### What you have to do
Copy down all of the data underneath, exactly as shown.

### Dataset excerpts
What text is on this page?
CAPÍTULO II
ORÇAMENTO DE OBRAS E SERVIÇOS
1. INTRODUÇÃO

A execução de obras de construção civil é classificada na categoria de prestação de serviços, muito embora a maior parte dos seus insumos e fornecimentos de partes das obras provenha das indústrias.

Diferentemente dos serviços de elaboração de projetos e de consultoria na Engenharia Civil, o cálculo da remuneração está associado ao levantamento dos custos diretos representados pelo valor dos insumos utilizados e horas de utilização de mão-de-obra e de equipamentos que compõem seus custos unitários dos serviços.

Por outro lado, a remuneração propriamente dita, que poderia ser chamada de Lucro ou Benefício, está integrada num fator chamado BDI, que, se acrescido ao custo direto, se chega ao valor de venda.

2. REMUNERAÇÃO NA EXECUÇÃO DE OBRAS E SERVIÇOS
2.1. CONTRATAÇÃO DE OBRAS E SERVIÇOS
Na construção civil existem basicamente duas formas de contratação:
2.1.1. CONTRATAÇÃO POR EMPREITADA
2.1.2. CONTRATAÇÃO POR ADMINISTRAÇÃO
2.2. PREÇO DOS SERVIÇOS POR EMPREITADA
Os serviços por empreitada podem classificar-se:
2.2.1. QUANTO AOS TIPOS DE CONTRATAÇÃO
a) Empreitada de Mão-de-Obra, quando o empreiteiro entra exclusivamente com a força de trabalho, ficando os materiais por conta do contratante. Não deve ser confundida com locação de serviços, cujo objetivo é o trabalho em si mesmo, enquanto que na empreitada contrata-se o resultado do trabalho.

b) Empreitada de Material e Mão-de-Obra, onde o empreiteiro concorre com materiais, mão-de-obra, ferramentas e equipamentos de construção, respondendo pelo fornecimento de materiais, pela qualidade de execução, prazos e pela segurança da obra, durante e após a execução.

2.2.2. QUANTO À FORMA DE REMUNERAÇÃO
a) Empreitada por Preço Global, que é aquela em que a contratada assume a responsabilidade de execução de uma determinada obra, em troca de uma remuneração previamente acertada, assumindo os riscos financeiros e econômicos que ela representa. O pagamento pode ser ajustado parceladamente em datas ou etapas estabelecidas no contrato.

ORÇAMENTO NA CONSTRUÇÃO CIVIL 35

### Expected output
What text is on this page?
CAPÍTULO II
ORÇAMENTO DE OBRAS E SERVIÇOS
1. INTRODUÇÃO

A execução de obras de construção civil é classificada na categoria de prestação de serviços, muito embora a maior parte dos seus insumos e fornecimentos de partes das obras provenha das indústrias.

Diferentemente dos serviços de elaboração de projetos e de consultoria na Engenharia Civil, o cálculo da remuneração está associado ao levantamento dos custos diretos representados pelo valor dos insumos utilizados e horas de utilização de mão-de-obra e de equipamentos que compõem seus custos unitários dos serviços.

Por outro lado, a remuneração propriamente dita, que poderia ser chamada de Lucro ou Benefício, está integrada num fator chamado BDI, que, se acrescido ao custo direto, se chega ao valor de venda.

2. REMUNERAÇÃO NA EXECUÇÃO DE OBRAS E SERVIÇOS
2.1. CONTRATAÇÃO DE OBRAS E SERVIÇOS
Na construção civil existem basicamente duas formas de contratação:
2.1.1. CONTRATAÇÃO POR EMPREITADA
2.1.2. CONTRATAÇÃO POR ADMINISTRAÇÃO
2.2. PREÇO DOS SERVIÇOS POR EMPREITADA
Os serviços por empreitada podem classificar-se:
2.2.1. QUANTO AOS TIPOS DE CONTRATAÇÃO
a) Empreitada de Mão-de-Obra, quando o empreiteiro entra exclusivamente com a força de trabalho, ficando os materiais por conta do contratante. Não deve ser confundida com locação de serviços, cujo objetivo é o trabalho em si mesmo, enquanto que na empreitada contrata-se o resultado do trabalho.

b) Empreitada de Material e Mão-de-Obra, onde o empreiteiro concorre com materiais, mão-de-obra, ferramentas e equipamentos de construção, respondendo pelo fornecimento de materiais, pela qualidade de execução, prazos e pela segurança da obra, durante e após a execução.

2.2.2. QUANTO À FORMA DE REMUNERAÇÃO
a) Empreitada por Preço Global, que é aquela em que a contratada assume a responsabilidade de execução de uma determinada obra, em troca de uma remuneração previamente acertada, assumindo os riscos financeiros e econômicos que ela representa. O pagamento pode ser ajustado parceladamente em datas ou etapas estabelecidas no contrato.

ORÇAMENTO NA CONSTRUÇÃO CIVIL 35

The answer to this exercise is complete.